[The problem]: In the entries below, find every line holding the string "issues" and collect it.

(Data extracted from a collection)
——
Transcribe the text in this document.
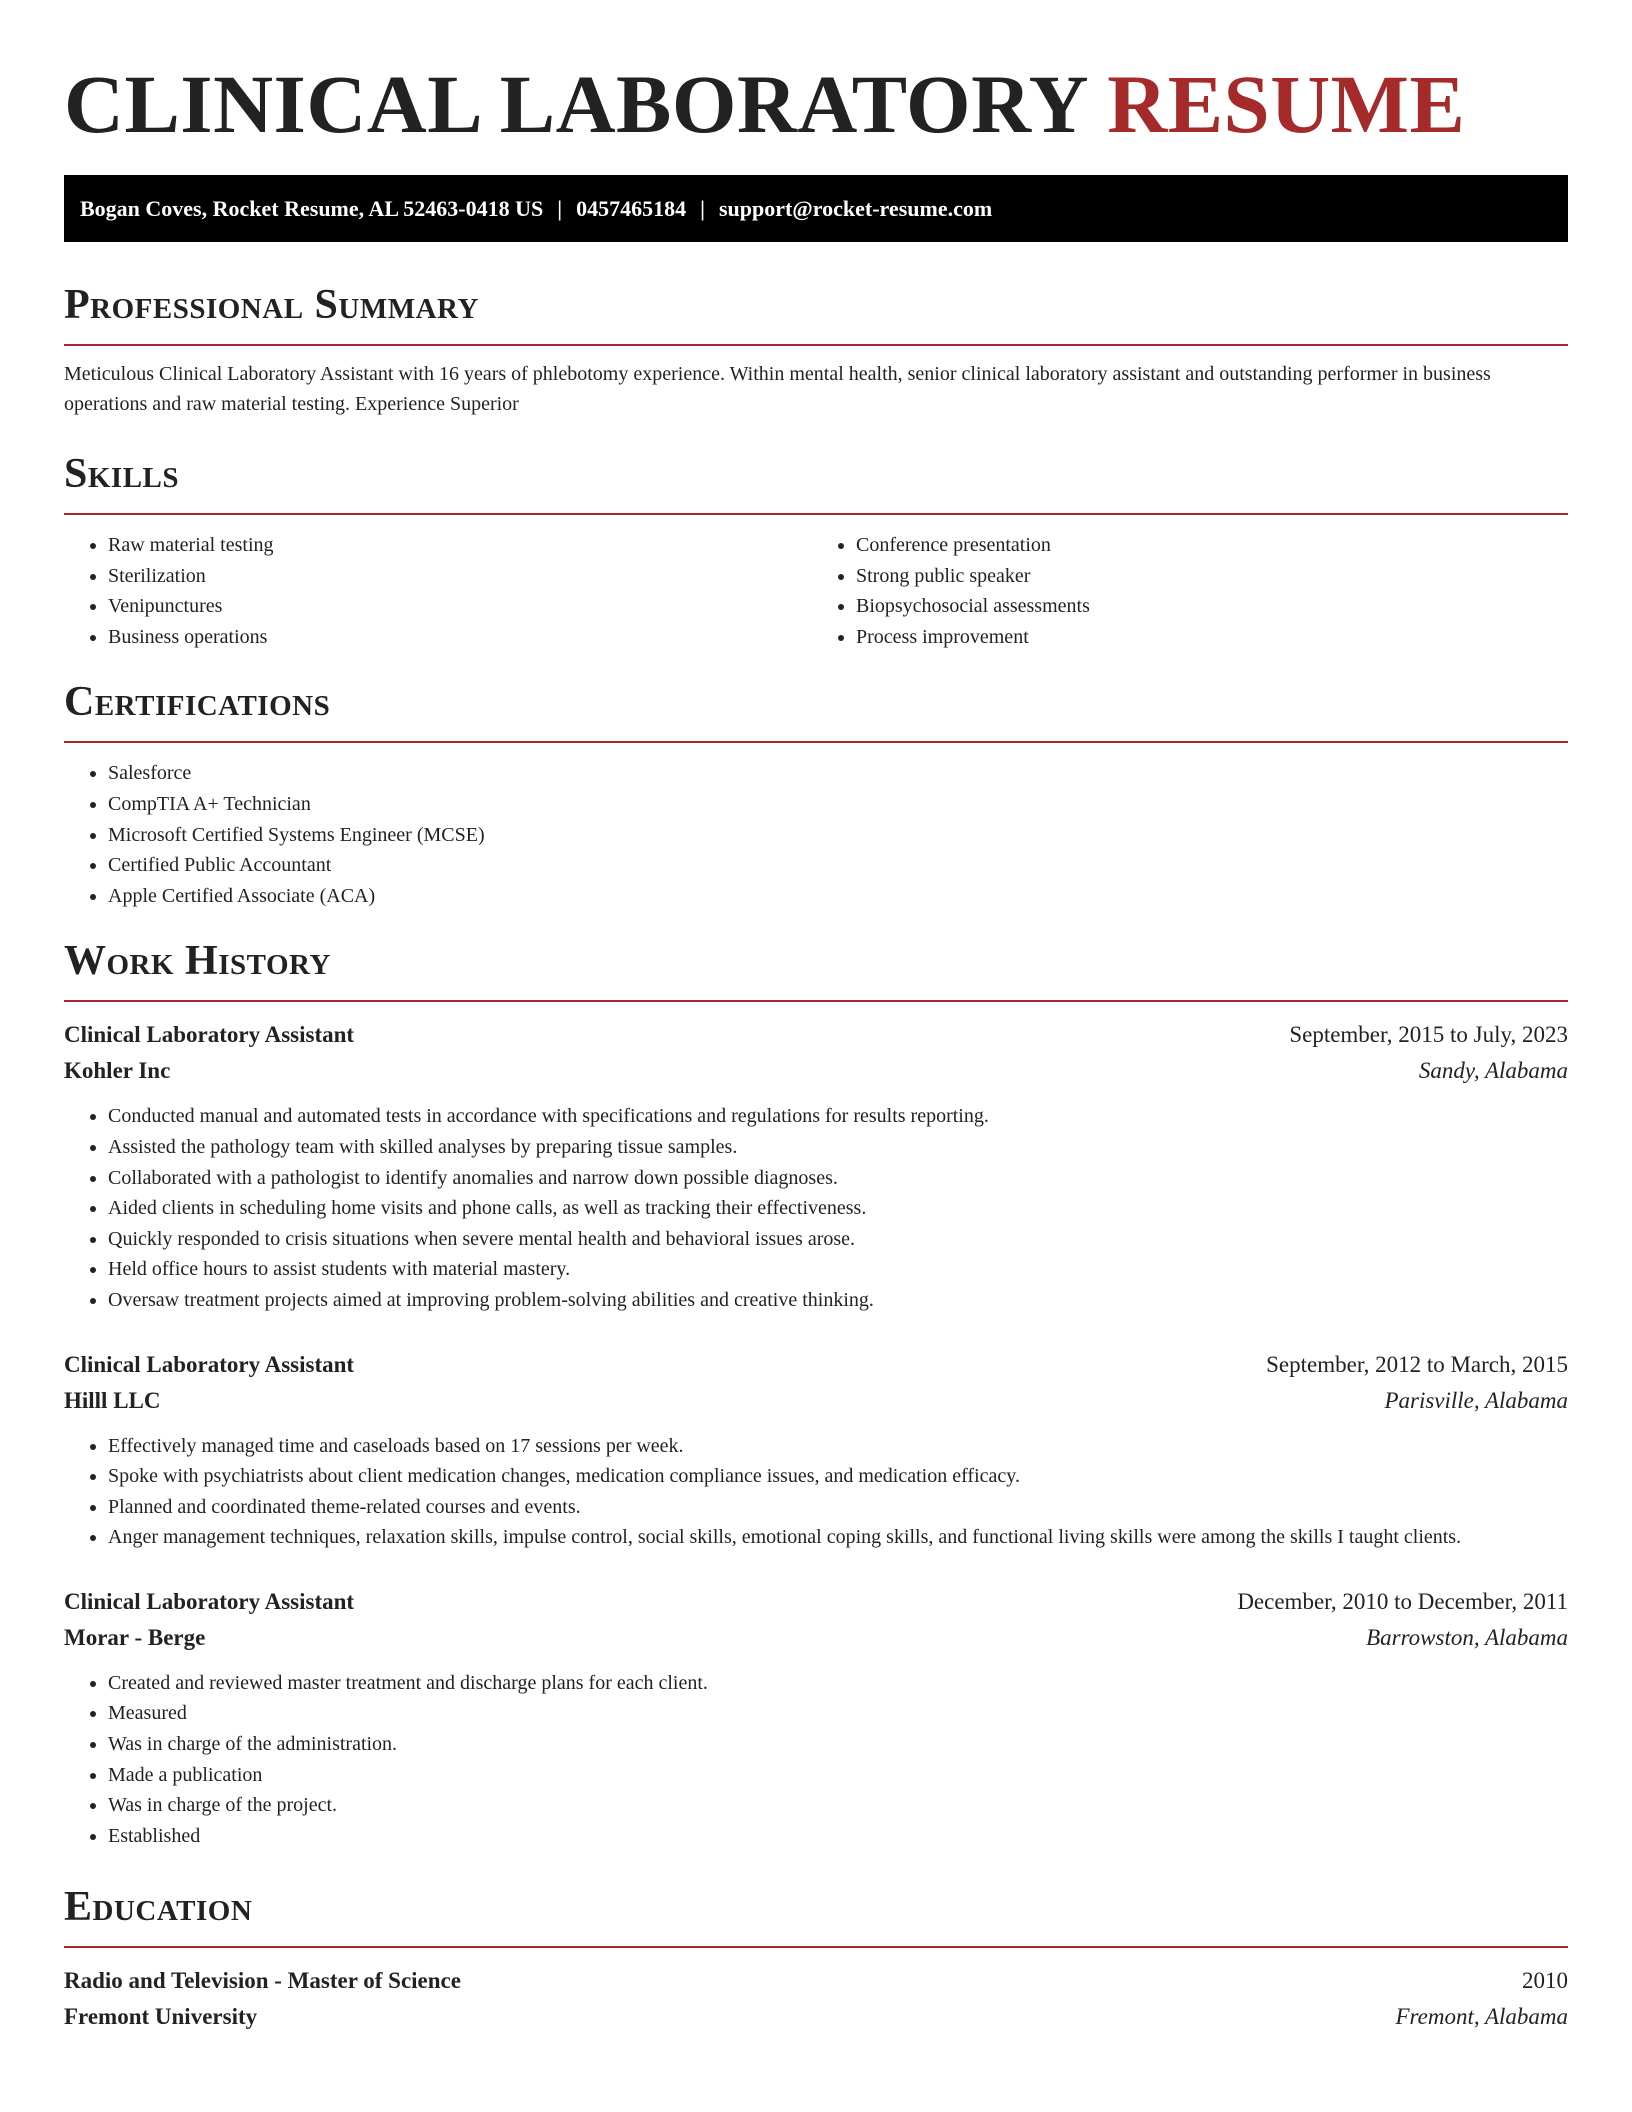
CLINICAL LABORATORY RESUME
Bogan Coves, Rocket Resume, AL 52463-0418 US | 0457465184 | support@rocket-resume.com
Professional Summary

Meticulous Clinical Laboratory Assistant with 16 years of phlebotomy experience. Within mental health, senior clinical laboratory assistant and outstanding performer in business operations and raw material testing. Experience Superior

Skills
• Raw material testing
• Sterilization
• Venipunctures
• Business operations
• Conference presentation
• Strong public speaker
• Biopsychosocial assessments
• Process improvement
Certifications
• Salesforce
• CompTIA A+ Technician
• Microsoft Certified Systems Engineer (MCSE)
• Certified Public Accountant
• Apple Certified Associate (ACA)
Work History
Clinical Laboratory Assistant	September, 2015 to July, 2023
Kohler Inc	Sandy, Alabama
• Conducted manual and automated tests in accordance with specifications and regulations for results reporting.
• Assisted the pathology team with skilled analyses by preparing tissue samples.
• Collaborated with a pathologist to identify anomalies and narrow down possible diagnoses.
• Aided clients in scheduling home visits and phone calls, as well as tracking their effectiveness.
• Quickly responded to crisis situations when severe mental health and behavioral issues arose.
• Held office hours to assist students with material mastery.
• Oversaw treatment projects aimed at improving problem-solving abilities and creative thinking.
Clinical Laboratory Assistant	September, 2012 to March, 2015
Hilll LLC	Parisville, Alabama
• Effectively managed time and caseloads based on 17 sessions per week.
• Spoke with psychiatrists about client medication changes, medication compliance issues, and medication efficacy.
• Planned and coordinated theme-related courses and events.
• Anger management techniques, relaxation skills, impulse control, social skills, emotional coping skills, and functional living skills were among the skills I taught clients.
Clinical Laboratory Assistant	December, 2010 to December, 2011
Morar - Berge	Barrowston, Alabama
• Created and reviewed master treatment and discharge plans for each client.
• Measured
• Was in charge of the administration.
• Made a publication
• Was in charge of the project.
• Established
Education
Radio and Television - Master of Science	2010
Fremont University	Fremont, Alabama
——
[Response for this exercise]:
• Quickly responded to crisis situations when severe mental health and behavioral issues arose.
• Spoke with psychiatrists about client medication changes, medication compliance issues, and medication efficacy.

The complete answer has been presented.